Work to complete: Update the rows below by changing each "mexicans-point" to "mexico-point", keeping every other part of the lines unchanged.

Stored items
▶

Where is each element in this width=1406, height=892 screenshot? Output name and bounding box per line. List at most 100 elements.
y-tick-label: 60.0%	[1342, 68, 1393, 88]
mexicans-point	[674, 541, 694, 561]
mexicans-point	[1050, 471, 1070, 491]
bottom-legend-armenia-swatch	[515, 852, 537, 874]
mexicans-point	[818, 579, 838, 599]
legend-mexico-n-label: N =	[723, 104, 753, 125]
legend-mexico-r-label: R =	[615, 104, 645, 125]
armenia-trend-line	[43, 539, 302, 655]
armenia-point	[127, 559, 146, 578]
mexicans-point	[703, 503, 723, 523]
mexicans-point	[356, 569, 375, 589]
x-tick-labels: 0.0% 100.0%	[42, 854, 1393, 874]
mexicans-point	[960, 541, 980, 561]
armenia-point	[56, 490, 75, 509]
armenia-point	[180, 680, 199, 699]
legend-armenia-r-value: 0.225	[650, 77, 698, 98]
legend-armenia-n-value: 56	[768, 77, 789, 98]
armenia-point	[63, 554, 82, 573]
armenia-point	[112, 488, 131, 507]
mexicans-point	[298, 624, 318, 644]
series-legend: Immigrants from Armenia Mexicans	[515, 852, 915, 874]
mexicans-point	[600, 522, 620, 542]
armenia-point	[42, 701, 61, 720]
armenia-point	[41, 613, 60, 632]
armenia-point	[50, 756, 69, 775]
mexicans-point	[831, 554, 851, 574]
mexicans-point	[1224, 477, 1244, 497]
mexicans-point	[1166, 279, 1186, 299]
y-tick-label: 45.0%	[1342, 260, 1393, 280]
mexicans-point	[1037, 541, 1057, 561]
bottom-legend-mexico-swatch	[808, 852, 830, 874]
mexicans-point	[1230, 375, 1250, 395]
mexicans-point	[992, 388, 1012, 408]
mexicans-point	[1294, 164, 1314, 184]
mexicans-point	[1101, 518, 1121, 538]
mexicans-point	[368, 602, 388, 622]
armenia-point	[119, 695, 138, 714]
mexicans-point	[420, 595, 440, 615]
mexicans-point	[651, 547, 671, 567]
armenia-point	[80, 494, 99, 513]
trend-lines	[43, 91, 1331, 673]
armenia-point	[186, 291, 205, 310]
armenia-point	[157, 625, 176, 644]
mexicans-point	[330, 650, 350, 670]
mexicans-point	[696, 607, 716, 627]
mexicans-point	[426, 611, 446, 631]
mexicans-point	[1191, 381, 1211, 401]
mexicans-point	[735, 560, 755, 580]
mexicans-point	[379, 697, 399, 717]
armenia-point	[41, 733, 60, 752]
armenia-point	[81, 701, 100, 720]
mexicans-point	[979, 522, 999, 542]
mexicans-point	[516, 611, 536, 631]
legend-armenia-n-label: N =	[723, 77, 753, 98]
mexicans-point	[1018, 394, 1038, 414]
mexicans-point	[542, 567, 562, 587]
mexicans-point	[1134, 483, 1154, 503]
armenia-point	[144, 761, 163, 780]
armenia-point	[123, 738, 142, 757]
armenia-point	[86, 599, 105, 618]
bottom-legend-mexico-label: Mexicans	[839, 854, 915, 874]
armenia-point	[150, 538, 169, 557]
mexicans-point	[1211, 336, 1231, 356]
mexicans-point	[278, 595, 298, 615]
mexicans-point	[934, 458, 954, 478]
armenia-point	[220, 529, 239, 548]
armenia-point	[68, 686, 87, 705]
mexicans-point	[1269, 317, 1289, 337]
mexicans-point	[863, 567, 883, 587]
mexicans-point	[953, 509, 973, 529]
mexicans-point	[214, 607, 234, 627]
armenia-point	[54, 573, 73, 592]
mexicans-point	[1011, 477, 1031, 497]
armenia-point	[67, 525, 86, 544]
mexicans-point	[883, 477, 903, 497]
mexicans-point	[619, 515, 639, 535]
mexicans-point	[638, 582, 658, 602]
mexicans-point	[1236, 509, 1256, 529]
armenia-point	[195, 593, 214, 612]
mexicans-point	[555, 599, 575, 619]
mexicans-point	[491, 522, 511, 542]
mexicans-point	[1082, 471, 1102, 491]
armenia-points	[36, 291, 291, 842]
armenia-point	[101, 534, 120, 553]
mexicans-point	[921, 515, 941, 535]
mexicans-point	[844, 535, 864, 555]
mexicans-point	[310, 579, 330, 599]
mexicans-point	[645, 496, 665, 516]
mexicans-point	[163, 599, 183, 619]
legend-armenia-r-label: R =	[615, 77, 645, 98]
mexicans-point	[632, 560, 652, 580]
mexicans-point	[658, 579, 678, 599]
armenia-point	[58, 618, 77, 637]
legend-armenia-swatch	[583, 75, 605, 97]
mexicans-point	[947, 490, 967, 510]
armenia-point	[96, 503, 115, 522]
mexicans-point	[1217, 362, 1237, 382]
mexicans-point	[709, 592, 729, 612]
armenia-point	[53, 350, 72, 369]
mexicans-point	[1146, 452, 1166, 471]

◀

The result:
Where is each element in this width=1406, height=892 screenshot? Output name and bounding box per line. List at most 100 elements.
y-tick-label: 60.0%	[1342, 68, 1393, 88]
mexico-point	[674, 541, 694, 561]
mexico-point	[1050, 471, 1070, 491]
bottom-legend-armenia-swatch	[515, 852, 537, 874]
mexico-point	[818, 579, 838, 599]
legend-mexico-n-label: N =	[723, 104, 753, 125]
legend-mexico-r-label: R =	[615, 104, 645, 125]
armenia-trend-line	[43, 539, 302, 655]
armenia-point	[127, 559, 146, 578]
mexico-point	[703, 503, 723, 523]
mexico-point	[356, 569, 375, 589]
x-tick-labels: 0.0% 100.0%	[42, 854, 1393, 874]
mexico-point	[960, 541, 980, 561]
armenia-point	[56, 490, 75, 509]
armenia-point	[180, 680, 199, 699]
legend-armenia-r-value: 0.225	[650, 77, 698, 98]
legend-armenia-n-value: 56	[768, 77, 789, 98]
armenia-point	[63, 554, 82, 573]
armenia-point	[112, 488, 131, 507]
mexico-point	[298, 624, 318, 644]
series-legend: Immigrants from Armenia Mexicans	[515, 852, 915, 874]
mexico-point	[600, 522, 620, 542]
armenia-point	[42, 701, 61, 720]
armenia-point	[41, 613, 60, 632]
armenia-point	[50, 756, 69, 775]
mexico-point	[831, 554, 851, 574]
mexico-point	[1224, 477, 1244, 497]
mexico-point	[1166, 279, 1186, 299]
y-tick-label: 45.0%	[1342, 260, 1393, 280]
mexico-point	[1037, 541, 1057, 561]
bottom-legend-mexico-swatch	[808, 852, 830, 874]
mexico-point	[1230, 375, 1250, 395]
mexico-point	[992, 388, 1012, 408]
mexico-point	[1294, 164, 1314, 184]
mexico-point	[1101, 518, 1121, 538]
mexico-point	[368, 602, 388, 622]
armenia-point	[119, 695, 138, 714]
mexico-point	[420, 595, 440, 615]
mexico-point	[651, 547, 671, 567]
armenia-point	[80, 494, 99, 513]
trend-lines	[43, 91, 1331, 673]
armenia-point	[186, 291, 205, 310]
armenia-point	[157, 625, 176, 644]
mexico-point	[330, 650, 350, 670]
mexico-point	[696, 607, 716, 627]
mexico-point	[426, 611, 446, 631]
mexico-point	[1191, 381, 1211, 401]
mexico-point	[735, 560, 755, 580]
mexico-point	[379, 697, 399, 717]
armenia-point	[41, 733, 60, 752]
armenia-point	[81, 701, 100, 720]
mexico-point	[979, 522, 999, 542]
mexico-point	[516, 611, 536, 631]
legend-armenia-n-label: N =	[723, 77, 753, 98]
mexico-point	[1018, 394, 1038, 414]
mexico-point	[542, 567, 562, 587]
mexico-point	[1134, 483, 1154, 503]
armenia-point	[144, 761, 163, 780]
armenia-point	[123, 738, 142, 757]
armenia-point	[86, 599, 105, 618]
bottom-legend-mexico-label: Mexicans	[839, 854, 915, 874]
armenia-point	[150, 538, 169, 557]
mexico-point	[1211, 336, 1231, 356]
mexico-point	[278, 595, 298, 615]
mexico-point	[934, 458, 954, 478]
armenia-point	[220, 529, 239, 548]
armenia-point	[68, 686, 87, 705]
mexico-point	[1269, 317, 1289, 337]
mexico-point	[863, 567, 883, 587]
mexico-point	[953, 509, 973, 529]
mexico-point	[214, 607, 234, 627]
armenia-point	[54, 573, 73, 592]
mexico-point	[1011, 477, 1031, 497]
armenia-point	[67, 525, 86, 544]
mexico-point	[883, 477, 903, 497]
mexico-point	[619, 515, 639, 535]
mexico-point	[638, 582, 658, 602]
mexico-point	[1236, 509, 1256, 529]
armenia-point	[195, 593, 214, 612]
mexico-point	[555, 599, 575, 619]
mexico-point	[491, 522, 511, 542]
mexico-point	[1082, 471, 1102, 491]
armenia-points	[36, 291, 291, 842]
armenia-point	[101, 534, 120, 553]
mexico-point	[921, 515, 941, 535]
mexico-point	[844, 535, 864, 555]
mexico-point	[310, 579, 330, 599]
mexico-point	[645, 496, 665, 516]
mexico-point	[163, 599, 183, 619]
legend-armenia-r-label: R =	[615, 77, 645, 98]
mexico-point	[632, 560, 652, 580]
mexico-point	[658, 579, 678, 599]
armenia-point	[58, 618, 77, 637]
legend-armenia-swatch	[583, 75, 605, 97]
mexico-point	[947, 490, 967, 510]
armenia-point	[96, 503, 115, 522]
mexico-point	[1217, 362, 1237, 382]
mexico-point	[709, 592, 729, 612]
armenia-point	[53, 350, 72, 369]
mexico-point	[1146, 452, 1166, 471]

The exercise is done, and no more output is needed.